* [GOAL OF THE EXERCISE] Print the complete set of entries exactly.

━━━━━━━━━━

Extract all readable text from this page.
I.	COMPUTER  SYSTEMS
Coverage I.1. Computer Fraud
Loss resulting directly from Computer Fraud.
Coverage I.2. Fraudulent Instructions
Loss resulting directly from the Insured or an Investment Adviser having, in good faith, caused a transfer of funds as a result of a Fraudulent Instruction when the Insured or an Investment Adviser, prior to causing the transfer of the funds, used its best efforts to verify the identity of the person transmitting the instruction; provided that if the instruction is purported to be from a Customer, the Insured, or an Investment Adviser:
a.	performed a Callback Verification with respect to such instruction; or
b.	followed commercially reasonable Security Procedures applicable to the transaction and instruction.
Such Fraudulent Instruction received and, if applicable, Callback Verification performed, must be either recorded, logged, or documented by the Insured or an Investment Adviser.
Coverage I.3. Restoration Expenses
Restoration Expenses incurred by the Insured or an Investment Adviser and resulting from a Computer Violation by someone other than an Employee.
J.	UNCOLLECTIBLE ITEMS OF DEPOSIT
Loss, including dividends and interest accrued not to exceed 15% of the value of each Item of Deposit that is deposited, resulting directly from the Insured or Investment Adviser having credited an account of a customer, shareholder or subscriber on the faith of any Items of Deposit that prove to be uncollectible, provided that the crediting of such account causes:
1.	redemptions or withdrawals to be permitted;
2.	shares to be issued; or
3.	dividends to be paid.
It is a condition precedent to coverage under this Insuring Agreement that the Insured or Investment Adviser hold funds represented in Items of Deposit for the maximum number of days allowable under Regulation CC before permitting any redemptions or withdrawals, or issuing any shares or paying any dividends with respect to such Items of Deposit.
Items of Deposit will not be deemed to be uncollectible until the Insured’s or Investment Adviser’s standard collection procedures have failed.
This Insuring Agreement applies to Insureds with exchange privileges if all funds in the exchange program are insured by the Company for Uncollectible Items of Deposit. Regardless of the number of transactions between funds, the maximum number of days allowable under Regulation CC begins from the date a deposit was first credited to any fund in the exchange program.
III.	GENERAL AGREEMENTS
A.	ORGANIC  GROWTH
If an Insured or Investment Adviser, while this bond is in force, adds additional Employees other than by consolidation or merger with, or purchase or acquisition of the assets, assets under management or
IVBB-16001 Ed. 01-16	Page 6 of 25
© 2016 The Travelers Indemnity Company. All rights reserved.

━━━━━━━━━━

* [RESPONSE FOR THIS EXERCISE]
Extract all readable text from this page.
I.	COMPUTER  SYSTEMS
Coverage I.1. Computer Fraud
Loss resulting directly from Computer Fraud.
Coverage I.2. Fraudulent Instructions
Loss resulting directly from the Insured or an Investment Adviser having, in good faith, caused a transfer of funds as a result of a Fraudulent Instruction when the Insured or an Investment Adviser, prior to causing the transfer of the funds, used its best efforts to verify the identity of the person transmitting the instruction; provided that if the instruction is purported to be from a Customer, the Insured, or an Investment Adviser:
a.	performed a Callback Verification with respect to such instruction; or
b.	followed commercially reasonable Security Procedures applicable to the transaction and instruction.
Such Fraudulent Instruction received and, if applicable, Callback Verification performed, must be either recorded, logged, or documented by the Insured or an Investment Adviser.
Coverage I.3. Restoration Expenses
Restoration Expenses incurred by the Insured or an Investment Adviser and resulting from a Computer Violation by someone other than an Employee.
J.	UNCOLLECTIBLE ITEMS OF DEPOSIT
Loss, including dividends and interest accrued not to exceed 15% of the value of each Item of Deposit that is deposited, resulting directly from the Insured or Investment Adviser having credited an account of a customer, shareholder or subscriber on the faith of any Items of Deposit that prove to be uncollectible, provided that the crediting of such account causes:
1.	redemptions or withdrawals to be permitted;
2.	shares to be issued; or
3.	dividends to be paid.
It is a condition precedent to coverage under this Insuring Agreement that the Insured or Investment Adviser hold funds represented in Items of Deposit for the maximum number of days allowable under Regulation CC before permitting any redemptions or withdrawals, or issuing any shares or paying any dividends with respect to such Items of Deposit.
Items of Deposit will not be deemed to be uncollectible until the Insured’s or Investment Adviser’s standard collection procedures have failed.
This Insuring Agreement applies to Insureds with exchange privileges if all funds in the exchange program are insured by the Company for Uncollectible Items of Deposit. Regardless of the number of transactions between funds, the maximum number of days allowable under Regulation CC begins from the date a deposit was first credited to any fund in the exchange program.
III.	GENERAL AGREEMENTS
A.	ORGANIC  GROWTH
If an Insured or Investment Adviser, while this bond is in force, adds additional Employees other than by consolidation or merger with, or purchase or acquisition of the assets, assets under management or
IVBB-16001 Ed. 01-16	Page 6 of 25
© 2016 The Travelers Indemnity Company. All rights reserved.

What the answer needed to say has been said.